TASK. Write out every entry word for word.

Data items
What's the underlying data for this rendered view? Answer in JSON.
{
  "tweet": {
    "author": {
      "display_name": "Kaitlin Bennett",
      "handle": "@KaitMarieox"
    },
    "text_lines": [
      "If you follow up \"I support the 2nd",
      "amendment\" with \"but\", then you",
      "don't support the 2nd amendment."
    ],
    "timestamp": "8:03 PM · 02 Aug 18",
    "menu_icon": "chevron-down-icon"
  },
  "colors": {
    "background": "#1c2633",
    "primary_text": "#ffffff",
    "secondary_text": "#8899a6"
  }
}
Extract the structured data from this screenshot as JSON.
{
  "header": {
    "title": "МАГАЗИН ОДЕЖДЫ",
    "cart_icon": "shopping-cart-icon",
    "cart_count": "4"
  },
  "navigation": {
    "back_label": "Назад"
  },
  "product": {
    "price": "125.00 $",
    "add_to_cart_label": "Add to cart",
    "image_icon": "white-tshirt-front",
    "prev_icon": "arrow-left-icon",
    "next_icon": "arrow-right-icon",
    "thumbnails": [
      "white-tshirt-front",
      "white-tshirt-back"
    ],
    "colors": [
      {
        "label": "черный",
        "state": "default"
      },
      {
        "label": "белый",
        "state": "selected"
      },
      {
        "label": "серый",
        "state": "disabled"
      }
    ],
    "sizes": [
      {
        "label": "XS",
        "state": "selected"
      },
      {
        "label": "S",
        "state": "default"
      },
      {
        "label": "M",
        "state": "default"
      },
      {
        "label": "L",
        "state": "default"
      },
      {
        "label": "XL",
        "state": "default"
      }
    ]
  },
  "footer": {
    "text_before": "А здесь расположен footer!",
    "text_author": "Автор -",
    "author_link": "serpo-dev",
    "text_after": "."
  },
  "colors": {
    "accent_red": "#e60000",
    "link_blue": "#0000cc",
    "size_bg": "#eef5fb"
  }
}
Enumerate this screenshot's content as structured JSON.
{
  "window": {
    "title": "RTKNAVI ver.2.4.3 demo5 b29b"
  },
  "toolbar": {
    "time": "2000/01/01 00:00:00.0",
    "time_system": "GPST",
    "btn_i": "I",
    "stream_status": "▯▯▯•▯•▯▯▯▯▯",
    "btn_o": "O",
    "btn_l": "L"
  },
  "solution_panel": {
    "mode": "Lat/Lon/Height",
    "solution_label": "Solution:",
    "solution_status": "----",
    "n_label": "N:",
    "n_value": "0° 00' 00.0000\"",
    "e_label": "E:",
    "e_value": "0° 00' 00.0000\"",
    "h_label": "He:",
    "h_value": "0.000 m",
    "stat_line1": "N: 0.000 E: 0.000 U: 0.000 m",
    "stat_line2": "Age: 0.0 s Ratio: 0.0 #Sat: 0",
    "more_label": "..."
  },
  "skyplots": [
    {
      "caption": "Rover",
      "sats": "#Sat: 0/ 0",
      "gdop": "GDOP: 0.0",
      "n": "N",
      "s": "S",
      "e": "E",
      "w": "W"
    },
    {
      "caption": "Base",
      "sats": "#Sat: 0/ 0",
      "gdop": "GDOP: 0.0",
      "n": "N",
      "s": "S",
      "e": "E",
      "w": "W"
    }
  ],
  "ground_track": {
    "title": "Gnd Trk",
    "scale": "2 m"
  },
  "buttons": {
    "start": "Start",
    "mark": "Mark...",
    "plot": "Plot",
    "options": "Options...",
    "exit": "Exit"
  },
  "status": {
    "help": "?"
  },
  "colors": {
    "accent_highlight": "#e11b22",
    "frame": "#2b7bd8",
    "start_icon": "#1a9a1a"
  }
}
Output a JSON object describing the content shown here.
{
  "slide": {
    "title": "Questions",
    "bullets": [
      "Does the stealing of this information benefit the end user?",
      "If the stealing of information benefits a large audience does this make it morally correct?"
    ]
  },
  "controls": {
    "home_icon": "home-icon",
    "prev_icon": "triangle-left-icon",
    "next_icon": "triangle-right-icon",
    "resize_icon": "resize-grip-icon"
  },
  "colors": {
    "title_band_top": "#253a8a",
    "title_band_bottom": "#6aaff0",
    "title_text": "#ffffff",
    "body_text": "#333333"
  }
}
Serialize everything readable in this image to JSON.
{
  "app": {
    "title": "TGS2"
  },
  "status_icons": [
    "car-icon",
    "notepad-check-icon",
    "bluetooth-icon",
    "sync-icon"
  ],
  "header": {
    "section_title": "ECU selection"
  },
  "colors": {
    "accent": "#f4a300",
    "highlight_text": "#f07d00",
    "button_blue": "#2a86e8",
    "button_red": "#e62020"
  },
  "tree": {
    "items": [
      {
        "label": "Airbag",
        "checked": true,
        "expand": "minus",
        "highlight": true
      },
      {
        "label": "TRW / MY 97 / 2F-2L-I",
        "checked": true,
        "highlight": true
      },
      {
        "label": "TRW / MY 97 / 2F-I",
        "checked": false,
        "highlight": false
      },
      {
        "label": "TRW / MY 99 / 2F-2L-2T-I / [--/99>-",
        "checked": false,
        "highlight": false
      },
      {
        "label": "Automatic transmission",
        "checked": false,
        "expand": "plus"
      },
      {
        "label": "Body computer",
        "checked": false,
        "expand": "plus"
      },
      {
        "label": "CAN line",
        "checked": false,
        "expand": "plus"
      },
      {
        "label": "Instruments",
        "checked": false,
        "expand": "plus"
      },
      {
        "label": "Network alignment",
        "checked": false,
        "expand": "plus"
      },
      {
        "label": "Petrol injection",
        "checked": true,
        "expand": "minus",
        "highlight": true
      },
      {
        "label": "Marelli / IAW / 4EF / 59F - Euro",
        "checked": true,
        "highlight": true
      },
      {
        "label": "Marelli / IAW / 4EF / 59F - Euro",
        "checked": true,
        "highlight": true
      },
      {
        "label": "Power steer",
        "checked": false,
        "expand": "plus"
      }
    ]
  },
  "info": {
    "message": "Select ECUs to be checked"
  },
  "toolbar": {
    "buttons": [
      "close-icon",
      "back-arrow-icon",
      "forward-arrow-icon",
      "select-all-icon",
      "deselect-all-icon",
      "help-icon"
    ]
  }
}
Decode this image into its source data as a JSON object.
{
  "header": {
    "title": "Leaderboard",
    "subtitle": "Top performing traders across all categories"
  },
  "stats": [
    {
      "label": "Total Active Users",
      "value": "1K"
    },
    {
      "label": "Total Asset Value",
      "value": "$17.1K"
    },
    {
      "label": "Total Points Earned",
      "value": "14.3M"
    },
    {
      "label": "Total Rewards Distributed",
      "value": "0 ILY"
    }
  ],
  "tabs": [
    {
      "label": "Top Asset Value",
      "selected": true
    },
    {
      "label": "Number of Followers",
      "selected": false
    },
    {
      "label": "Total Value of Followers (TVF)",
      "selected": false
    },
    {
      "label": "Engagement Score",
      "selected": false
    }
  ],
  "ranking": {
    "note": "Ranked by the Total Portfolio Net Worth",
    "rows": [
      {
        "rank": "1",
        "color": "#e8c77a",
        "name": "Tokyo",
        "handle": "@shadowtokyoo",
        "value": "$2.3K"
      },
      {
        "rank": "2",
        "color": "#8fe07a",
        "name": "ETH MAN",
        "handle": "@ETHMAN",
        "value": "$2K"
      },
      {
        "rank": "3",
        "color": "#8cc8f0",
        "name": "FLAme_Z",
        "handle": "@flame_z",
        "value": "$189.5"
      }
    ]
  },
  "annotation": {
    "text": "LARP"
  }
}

SOLVED EXERCISE.
What's the underlying data for this rendered view? Answer in JSON.
{
  "tweet": {
    "author": {
      "display_name": "Kaitlin Bennett",
      "handle": "@KaitMarieox"
    },
    "text_lines": [
      "If you follow up \"I support the 2nd",
      "amendment\" with \"but\", then you",
      "don't support the 2nd amendment."
    ],
    "timestamp": "8:03 PM · 02 Aug 18",
    "menu_icon": "chevron-down-icon"
  },
  "colors": {
    "background": "#1c2633",
    "primary_text": "#ffffff",
    "secondary_text": "#8899a6"
  }
}
Extract the structured data from this screenshot as JSON.
{
  "header": {
    "title": "МАГАЗИН ОДЕЖДЫ",
    "cart_icon": "shopping-cart-icon",
    "cart_count": "4"
  },
  "navigation": {
    "back_label": "Назад"
  },
  "product": {
    "price": "125.00 $",
    "add_to_cart_label": "Add to cart",
    "image_icon": "white-tshirt-front",
    "prev_icon": "arrow-left-icon",
    "next_icon": "arrow-right-icon",
    "thumbnails": [
      "white-tshirt-front",
      "white-tshirt-back"
    ],
    "colors": [
      {
        "label": "черный",
        "state": "default"
      },
      {
        "label": "белый",
        "state": "selected"
      },
      {
        "label": "серый",
        "state": "disabled"
      }
    ],
    "sizes": [
      {
        "label": "XS",
        "state": "selected"
      },
      {
        "label": "S",
        "state": "default"
      },
      {
        "label": "M",
        "state": "default"
      },
      {
        "label": "L",
        "state": "default"
      },
      {
        "label": "XL",
        "state": "default"
      }
    ]
  },
  "footer": {
    "text_before": "А здесь расположен footer!",
    "text_author": "Автор -",
    "author_link": "serpo-dev",
    "text_after": "."
  },
  "colors": {
    "accent_red": "#e60000",
    "link_blue": "#0000cc",
    "size_bg": "#eef5fb"
  }
}
Enumerate this screenshot's content as structured JSON.
{
  "window": {
    "title": "RTKNAVI ver.2.4.3 demo5 b29b"
  },
  "toolbar": {
    "time": "2000/01/01 00:00:00.0",
    "time_system": "GPST",
    "btn_i": "I",
    "stream_status": "▯▯▯•▯•▯▯▯▯▯",
    "btn_o": "O",
    "btn_l": "L"
  },
  "solution_panel": {
    "mode": "Lat/Lon/Height",
    "solution_label": "Solution:",
    "solution_status": "----",
    "n_label": "N:",
    "n_value": "0° 00' 00.0000\"",
    "e_label": "E:",
    "e_value": "0° 00' 00.0000\"",
    "h_label": "He:",
    "h_value": "0.000 m",
    "stat_line1": "N: 0.000 E: 0.000 U: 0.000 m",
    "stat_line2": "Age: 0.0 s Ratio: 0.0 #Sat: 0",
    "more_label": "..."
  },
  "skyplots": [
    {
      "caption": "Rover",
      "sats": "#Sat: 0/ 0",
      "gdop": "GDOP: 0.0",
      "n": "N",
      "s": "S",
      "e": "E",
      "w": "W"
    },
    {
      "caption": "Base",
      "sats": "#Sat: 0/ 0",
      "gdop": "GDOP: 0.0",
      "n": "N",
      "s": "S",
      "e": "E",
      "w": "W"
    }
  ],
  "ground_track": {
    "title": "Gnd Trk",
    "scale": "2 m"
  },
  "buttons": {
    "start": "Start",
    "mark": "Mark...",
    "plot": "Plot",
    "options": "Options...",
    "exit": "Exit"
  },
  "status": {
    "help": "?"
  },
  "colors": {
    "accent_highlight": "#e11b22",
    "frame": "#2b7bd8",
    "start_icon": "#1a9a1a"
  }
}
Output a JSON object describing the content shown here.
{
  "slide": {
    "title": "Questions",
    "bullets": [
      "Does the stealing of this information benefit the end user?",
      "If the stealing of information benefits a large audience does this make it morally correct?"
    ]
  },
  "controls": {
    "home_icon": "home-icon",
    "prev_icon": "triangle-left-icon",
    "next_icon": "triangle-right-icon",
    "resize_icon": "resize-grip-icon"
  },
  "colors": {
    "title_band_top": "#253a8a",
    "title_band_bottom": "#6aaff0",
    "title_text": "#ffffff",
    "body_text": "#333333"
  }
}
Serialize everything readable in this image to JSON.
{
  "app": {
    "title": "TGS2"
  },
  "status_icons": [
    "car-icon",
    "notepad-check-icon",
    "bluetooth-icon",
    "sync-icon"
  ],
  "header": {
    "section_title": "ECU selection"
  },
  "colors": {
    "accent": "#f4a300",
    "highlight_text": "#f07d00",
    "button_blue": "#2a86e8",
    "button_red": "#e62020"
  },
  "tree": {
    "items": [
      {
        "label": "Airbag",
        "checked": true,
        "expand": "minus",
        "highlight": true
      },
      {
        "label": "TRW / MY 97 / 2F-2L-I",
        "checked": true,
        "highlight": true
      },
      {
        "label": "TRW / MY 97 / 2F-I",
        "checked": false,
        "highlight": false
      },
      {
        "label": "TRW / MY 99 / 2F-2L-2T-I / [--/99>-",
        "checked": false,
        "highlight": false
      },
      {
        "label": "Automatic transmission",
        "checked": false,
        "expand": "plus"
      },
      {
        "label": "Body computer",
        "checked": false,
        "expand": "plus"
      },
      {
        "label": "CAN line",
        "checked": false,
        "expand": "plus"
      },
      {
        "label": "Instruments",
        "checked": false,
        "expand": "plus"
      },
      {
        "label": "Network alignment",
        "checked": false,
        "expand": "plus"
      },
      {
        "label": "Petrol injection",
        "checked": true,
        "expand": "minus",
        "highlight": true
      },
      {
        "label": "Marelli / IAW / 4EF / 59F - Euro",
        "checked": true,
        "highlight": true
      },
      {
        "label": "Marelli / IAW / 4EF / 59F - Euro",
        "checked": true,
        "highlight": true
      },
      {
        "label": "Power steer",
        "checked": false,
        "expand": "plus"
      }
    ]
  },
  "info": {
    "message": "Select ECUs to be checked"
  },
  "toolbar": {
    "buttons": [
      "close-icon",
      "back-arrow-icon",
      "forward-arrow-icon",
      "select-all-icon",
      "deselect-all-icon",
      "help-icon"
    ]
  }
}
Decode this image into its source data as a JSON object.
{
  "header": {
    "title": "Leaderboard",
    "subtitle": "Top performing traders across all categories"
  },
  "stats": [
    {
      "label": "Total Active Users",
      "value": "1K"
    },
    {
      "label": "Total Asset Value",
      "value": "$17.1K"
    },
    {
      "label": "Total Points Earned",
      "value": "14.3M"
    },
    {
      "label": "Total Rewards Distributed",
      "value": "0 ILY"
    }
  ],
  "tabs": [
    {
      "label": "Top Asset Value",
      "selected": true
    },
    {
      "label": "Number of Followers",
      "selected": false
    },
    {
      "label": "Total Value of Followers (TVF)",
      "selected": false
    },
    {
      "label": "Engagement Score",
      "selected": false
    }
  ],
  "ranking": {
    "note": "Ranked by the Total Portfolio Net Worth",
    "rows": [
      {
        "rank": "1",
        "color": "#e8c77a",
        "name": "Tokyo",
        "handle": "@shadowtokyoo",
        "value": "$2.3K"
      },
      {
        "rank": "2",
        "color": "#8fe07a",
        "name": "ETH MAN",
        "handle": "@ETHMAN",
        "value": "$2K"
      },
      {
        "rank": "3",
        "color": "#8cc8f0",
        "name": "FLAme_Z",
        "handle": "@flame_z",
        "value": "$189.5"
      }
    ]
  },
  "annotation": {
    "text": "LARP"
  }
}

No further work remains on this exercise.